**Task brief**: Gather from the listing below each line that includes the word "cKit", and copy it.

[Exercise input — start]

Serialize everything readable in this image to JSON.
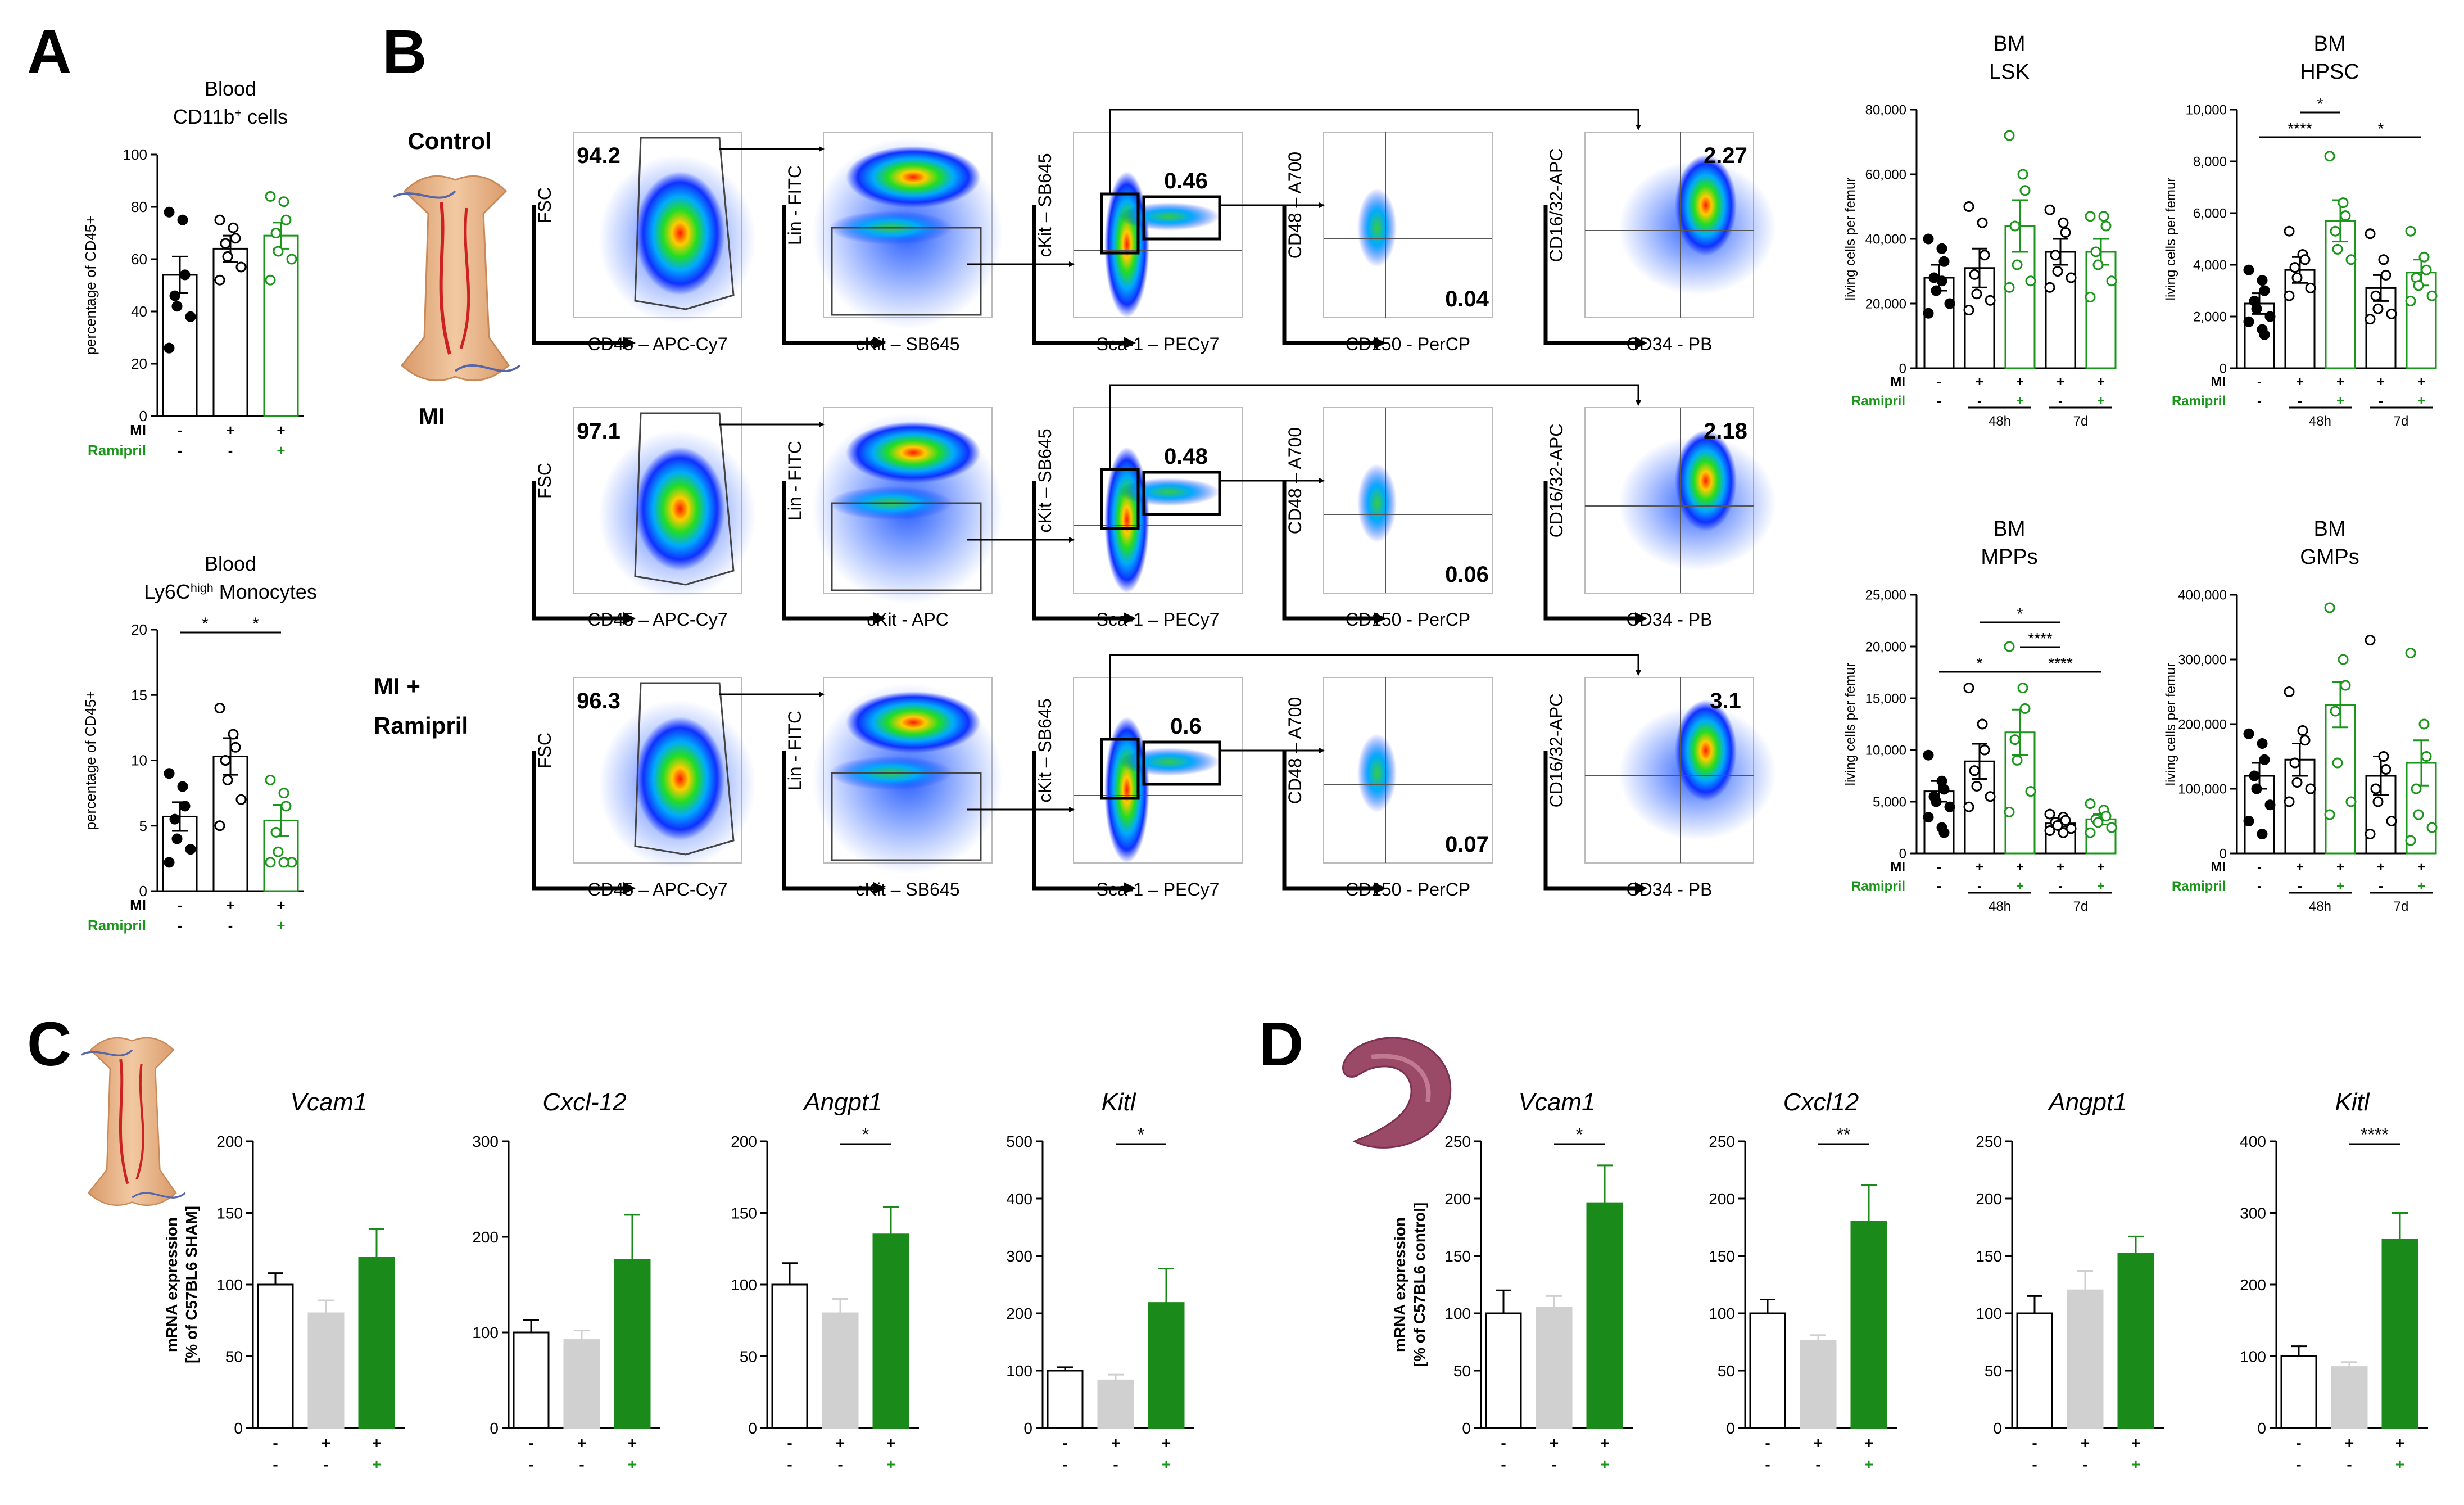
{
  "panels": {
    "A": {
      "label": "A"
    },
    "B": {
      "label": "B"
    },
    "C": {
      "label": "C"
    },
    "D": {
      "label": "D"
    }
  },
  "colors": {
    "green": "#1a961a",
    "darkgreen": "#1a8a1a",
    "grey": "#d0d0d0",
    "black": "#000000"
  },
  "groups": {
    "mi": "MI",
    "ramipril": "Ramipril",
    "plus": "+",
    "minus": "-",
    "h48": "48h",
    "d7": "7d"
  },
  "flow": {
    "rows": [
      {
        "label": "Control",
        "pct_cd45": "94.2",
        "pct_lsk": "0.46",
        "pct_hpsc": "0.04",
        "pct_gmp": "2.27",
        "x_ckit_label": "cKit – SB645"
      },
      {
        "label": "MI",
        "pct_cd45": "97.1",
        "pct_lsk": "0.48",
        "pct_hpsc": "0.06",
        "pct_gmp": "2.18",
        "x_ckit_label": "cKit - APC"
      },
      {
        "label": "MI +",
        "label2": "Ramipril",
        "pct_cd45": "96.3",
        "pct_lsk": "0.6",
        "pct_hpsc": "0.07",
        "pct_gmp": "3.1",
        "x_ckit_label": "cKit – SB645"
      }
    ],
    "axes": {
      "fsc": "FSC",
      "cd45": "CD45 – APC-Cy7",
      "lin": "Lin - FITC",
      "ckit_y": "cKit – SB645",
      "sca1": "Sca-1 – PECy7",
      "cd48": "CD48 – A700",
      "cd150": "CD150 - PerCP",
      "cd1632": "CD16/32-APC",
      "cd34": "CD34 - PB"
    }
  },
  "chart_data": [
    {
      "id": "A1",
      "type": "bar",
      "title": "Blood",
      "title2": "CD11b",
      "title_sup": "+",
      "title_post": " cells",
      "ylabel": "percentage of CD45+",
      "ylim": [
        0,
        100
      ],
      "yticks": [
        "0",
        "20",
        "40",
        "60",
        "80",
        "100"
      ],
      "categories": [
        "Control",
        "MI",
        "MI+Ramipril"
      ],
      "values": [
        54,
        64,
        69
      ],
      "errors": [
        7,
        5,
        5
      ],
      "points": [
        [
          78,
          75,
          54,
          46,
          42,
          38,
          26
        ],
        [
          75,
          72,
          68,
          66,
          61,
          57,
          52
        ],
        [
          84,
          82,
          75,
          70,
          63,
          60,
          52
        ]
      ],
      "mi": [
        "-",
        "+",
        "+"
      ],
      "ram": [
        "-",
        "-",
        "+"
      ],
      "sig": []
    },
    {
      "id": "A2",
      "type": "bar",
      "title": "Blood",
      "title2": "Ly6C",
      "title_sup": "high",
      "title_post": " Monocytes",
      "ylabel": "percentage of CD45+",
      "ylim": [
        0,
        20
      ],
      "yticks": [
        "0",
        "5",
        "10",
        "15",
        "20"
      ],
      "categories": [
        "Control",
        "MI",
        "MI+Ramipril"
      ],
      "values": [
        5.7,
        10.3,
        5.4
      ],
      "errors": [
        1.1,
        1.4,
        1.2
      ],
      "points": [
        [
          9,
          8,
          6.5,
          5.5,
          4,
          3.2,
          2.2
        ],
        [
          14,
          12,
          11,
          10,
          8.5,
          7,
          5
        ],
        [
          8.5,
          7.5,
          6.5,
          4.5,
          3,
          2.2,
          2.2,
          2.2
        ]
      ],
      "mi": [
        "-",
        "+",
        "+"
      ],
      "ram": [
        "-",
        "-",
        "+"
      ],
      "sig": [
        {
          "from": 0,
          "to": 1,
          "level": 0,
          "label": "*"
        },
        {
          "from": 1,
          "to": 2,
          "level": 0,
          "label": "*"
        }
      ]
    },
    {
      "id": "B1",
      "type": "bar",
      "title": "BM",
      "title2": "LSK",
      "ylabel": "living cells per femur",
      "ylim": [
        0,
        80000
      ],
      "yticks": [
        "0",
        "20,000",
        "40,000",
        "60,000",
        "80,000"
      ],
      "categories": [
        "Control",
        "MI 48h",
        "MI+Ram 48h",
        "MI 7d",
        "MI+Ram 7d"
      ],
      "values": [
        28000,
        31000,
        44000,
        36000,
        36000
      ],
      "errors": [
        4000,
        6000,
        8000,
        4000,
        4000
      ],
      "points": [
        [
          40000,
          37000,
          33000,
          28000,
          24000,
          20000,
          17000,
          27000
        ],
        [
          50000,
          45000,
          35000,
          29000,
          23000,
          21000,
          18000
        ],
        [
          72000,
          60000,
          55000,
          44000,
          32000,
          27000,
          25000
        ],
        [
          49000,
          45000,
          42000,
          35000,
          30000,
          28000,
          25000
        ],
        [
          47000,
          47000,
          44000,
          36000,
          32000,
          27000,
          22000
        ]
      ],
      "mi": [
        "-",
        "+",
        "+",
        "+",
        "+"
      ],
      "ram": [
        "-",
        "-",
        "+",
        "-",
        "+"
      ],
      "sig": []
    },
    {
      "id": "B2",
      "type": "bar",
      "title": "BM",
      "title2": "HPSC",
      "ylabel": "living cells per femur",
      "ylim": [
        0,
        10000
      ],
      "yticks": [
        "0",
        "2,000",
        "4,000",
        "6,000",
        "8,000",
        "10,000"
      ],
      "categories": [
        "Control",
        "MI 48h",
        "MI+Ram 48h",
        "MI 7d",
        "MI+Ram 7d"
      ],
      "values": [
        2500,
        3800,
        5700,
        3100,
        3700
      ],
      "errors": [
        400,
        500,
        800,
        500,
        500
      ],
      "points": [
        [
          3800,
          3400,
          3000,
          2600,
          2300,
          2000,
          1800,
          1500,
          1300
        ],
        [
          5300,
          4400,
          4200,
          3900,
          3500,
          3100,
          2800
        ],
        [
          8200,
          6400,
          5900,
          5300,
          4600,
          4200
        ],
        [
          5200,
          4200,
          3600,
          2800,
          2300,
          2100,
          1900
        ],
        [
          5300,
          4300,
          3800,
          3500,
          3200,
          2800,
          2600
        ]
      ],
      "mi": [
        "-",
        "+",
        "+",
        "+",
        "+"
      ],
      "ram": [
        "-",
        "-",
        "+",
        "-",
        "+"
      ],
      "sig": [
        {
          "from": 0,
          "to": 2,
          "level": 1,
          "label": "****"
        },
        {
          "from": 1,
          "to": 2,
          "level": 0,
          "label": "*"
        },
        {
          "from": 2,
          "to": 4,
          "level": 1,
          "label": "*"
        }
      ]
    },
    {
      "id": "B3",
      "type": "bar",
      "title": "BM",
      "title2": "MPPs",
      "ylabel": "living cells per femur",
      "ylim": [
        0,
        25000
      ],
      "yticks": [
        "0",
        "5,000",
        "10,000",
        "15,000",
        "20,000",
        "25,000"
      ],
      "categories": [
        "Control",
        "MI 48h",
        "MI+Ram 48h",
        "MI 7d",
        "MI+Ram 7d"
      ],
      "values": [
        6000,
        8900,
        11700,
        2900,
        3300
      ],
      "errors": [
        1000,
        1700,
        2200,
        300,
        500
      ],
      "points": [
        [
          9500,
          7000,
          6200,
          5500,
          5000,
          4500,
          3500,
          2500,
          2000
        ],
        [
          16000,
          12500,
          10000,
          8000,
          6500,
          5500,
          4500
        ],
        [
          20000,
          16000,
          14000,
          11000,
          9000,
          6000,
          4000
        ],
        [
          3800,
          3500,
          3200,
          3000,
          2700,
          2400,
          2200,
          2000
        ],
        [
          4800,
          4200,
          3600,
          3300,
          3000,
          2500,
          2000
        ]
      ],
      "mi": [
        "-",
        "+",
        "+",
        "+",
        "+"
      ],
      "ram": [
        "-",
        "-",
        "+",
        "-",
        "+"
      ],
      "sig": [
        {
          "from": 0,
          "to": 2,
          "level": 3,
          "label": "*"
        },
        {
          "from": 2,
          "to": 4,
          "level": 3,
          "label": "****"
        },
        {
          "from": 2,
          "to": 3,
          "level": 2,
          "label": "****"
        },
        {
          "from": 1,
          "to": 3,
          "level": 1,
          "label": "*"
        }
      ]
    },
    {
      "id": "B4",
      "type": "bar",
      "title": "BM",
      "title2": "GMPs",
      "ylabel": "living cells per femur",
      "ylim": [
        0,
        400000
      ],
      "yticks": [
        "0",
        "100,000",
        "200,000",
        "300,000",
        "400,000"
      ],
      "categories": [
        "Control",
        "MI 48h",
        "MI+Ram 48h",
        "MI 7d",
        "MI+Ram 7d"
      ],
      "values": [
        120000,
        145000,
        230000,
        120000,
        140000
      ],
      "errors": [
        20000,
        25000,
        35000,
        30000,
        35000
      ],
      "points": [
        [
          185000,
          170000,
          145000,
          120000,
          100000,
          75000,
          50000,
          30000
        ],
        [
          250000,
          190000,
          175000,
          140000,
          110000,
          100000,
          80000
        ],
        [
          380000,
          300000,
          260000,
          220000,
          140000,
          80000,
          60000
        ],
        [
          330000,
          150000,
          130000,
          100000,
          80000,
          50000,
          30000
        ],
        [
          310000,
          200000,
          150000,
          100000,
          60000,
          40000,
          20000
        ]
      ],
      "mi": [
        "-",
        "+",
        "+",
        "+",
        "+"
      ],
      "ram": [
        "-",
        "-",
        "+",
        "-",
        "+"
      ],
      "sig": []
    },
    {
      "id": "C1",
      "type": "bar",
      "title": "Vcam1",
      "italic": true,
      "ylabel": "mRNA expression",
      "ylabel2": "[% of C57BL6 SHAM]",
      "ylim": [
        0,
        200
      ],
      "yticks": [
        "0",
        "50",
        "100",
        "150",
        "200"
      ],
      "categories": [
        "Control",
        "MI",
        "MI+Ramipril"
      ],
      "values": [
        100,
        80,
        119
      ],
      "errors": [
        8,
        9,
        20
      ],
      "mi": [
        "-",
        "+",
        "+"
      ],
      "ram": [
        "-",
        "-",
        "+"
      ],
      "sig": []
    },
    {
      "id": "C2",
      "type": "bar",
      "title": "Cxcl-12",
      "italic": true,
      "ylim": [
        0,
        300
      ],
      "yticks": [
        "0",
        "100",
        "200",
        "300"
      ],
      "categories": [
        "Control",
        "MI",
        "MI+Ramipril"
      ],
      "values": [
        100,
        92,
        176
      ],
      "errors": [
        13,
        10,
        47
      ],
      "mi": [
        "-",
        "+",
        "+"
      ],
      "ram": [
        "-",
        "-",
        "+"
      ],
      "sig": []
    },
    {
      "id": "C3",
      "type": "bar",
      "title": "Angpt1",
      "italic": true,
      "ylim": [
        0,
        200
      ],
      "yticks": [
        "0",
        "50",
        "100",
        "150",
        "200"
      ],
      "categories": [
        "Control",
        "MI",
        "MI+Ramipril"
      ],
      "values": [
        100,
        80,
        135
      ],
      "errors": [
        15,
        10,
        19
      ],
      "mi": [
        "-",
        "+",
        "+"
      ],
      "ram": [
        "-",
        "-",
        "+"
      ],
      "sig": [
        {
          "from": 1,
          "to": 2,
          "level": 0,
          "label": "*"
        }
      ]
    },
    {
      "id": "C4",
      "type": "bar",
      "title": "Kitl",
      "italic": true,
      "ylim": [
        0,
        500
      ],
      "yticks": [
        "0",
        "100",
        "200",
        "300",
        "400",
        "500"
      ],
      "categories": [
        "Control",
        "MI",
        "MI+Ramipril"
      ],
      "values": [
        100,
        83,
        218
      ],
      "errors": [
        6,
        10,
        60
      ],
      "mi": [
        "-",
        "+",
        "+"
      ],
      "ram": [
        "-",
        "-",
        "+"
      ],
      "sig": [
        {
          "from": 1,
          "to": 2,
          "level": 0,
          "label": "*"
        }
      ]
    },
    {
      "id": "D1",
      "type": "bar",
      "title": "Vcam1",
      "italic": true,
      "ylabel": "mRNA expression",
      "ylabel2": "[% of C57BL6 control]",
      "ylim": [
        0,
        250
      ],
      "yticks": [
        "0",
        "50",
        "100",
        "150",
        "200",
        "250"
      ],
      "categories": [
        "Control",
        "MI",
        "MI+Ramipril"
      ],
      "values": [
        100,
        105,
        196
      ],
      "errors": [
        20,
        10,
        33
      ],
      "mi": [
        "-",
        "+",
        "+"
      ],
      "ram": [
        "-",
        "-",
        "+"
      ],
      "sig": [
        {
          "from": 1,
          "to": 2,
          "level": 0,
          "label": "*"
        }
      ]
    },
    {
      "id": "D2",
      "type": "bar",
      "title": "Cxcl12",
      "italic": true,
      "ylim": [
        0,
        250
      ],
      "yticks": [
        "0",
        "50",
        "100",
        "150",
        "200",
        "250"
      ],
      "categories": [
        "Control",
        "MI",
        "MI+Ramipril"
      ],
      "values": [
        100,
        76,
        180
      ],
      "errors": [
        12,
        5,
        32
      ],
      "mi": [
        "-",
        "+",
        "+"
      ],
      "ram": [
        "-",
        "-",
        "+"
      ],
      "sig": [
        {
          "from": 1,
          "to": 2,
          "level": 0,
          "label": "**"
        }
      ]
    },
    {
      "id": "D3",
      "type": "bar",
      "title": "Angpt1",
      "italic": true,
      "ylim": [
        0,
        250
      ],
      "yticks": [
        "0",
        "50",
        "100",
        "150",
        "200",
        "250"
      ],
      "categories": [
        "Control",
        "MI",
        "MI+Ramipril"
      ],
      "values": [
        100,
        120,
        152
      ],
      "errors": [
        15,
        17,
        15
      ],
      "mi": [
        "-",
        "+",
        "+"
      ],
      "ram": [
        "-",
        "-",
        "+"
      ],
      "sig": []
    },
    {
      "id": "D4",
      "type": "bar",
      "title": "Kitl",
      "italic": true,
      "ylim": [
        0,
        400
      ],
      "yticks": [
        "0",
        "100",
        "200",
        "300",
        "400"
      ],
      "categories": [
        "Control",
        "MI",
        "MI+Ramipril"
      ],
      "values": [
        100,
        85,
        263
      ],
      "errors": [
        14,
        7,
        37
      ],
      "mi": [
        "-",
        "+",
        "+"
      ],
      "ram": [
        "-",
        "-",
        "+"
      ],
      "sig": [
        {
          "from": 1,
          "to": 2,
          "level": 0,
          "label": "****"
        }
      ]
    }
  ]
}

[Exercise input — finish]

**Problem solution**:
        "x_ckit_label": "cKit – SB645"
        "x_ckit_label": "cKit - APC"
        "x_ckit_label": "cKit – SB645"
      "ckit_y": "cKit – SB645",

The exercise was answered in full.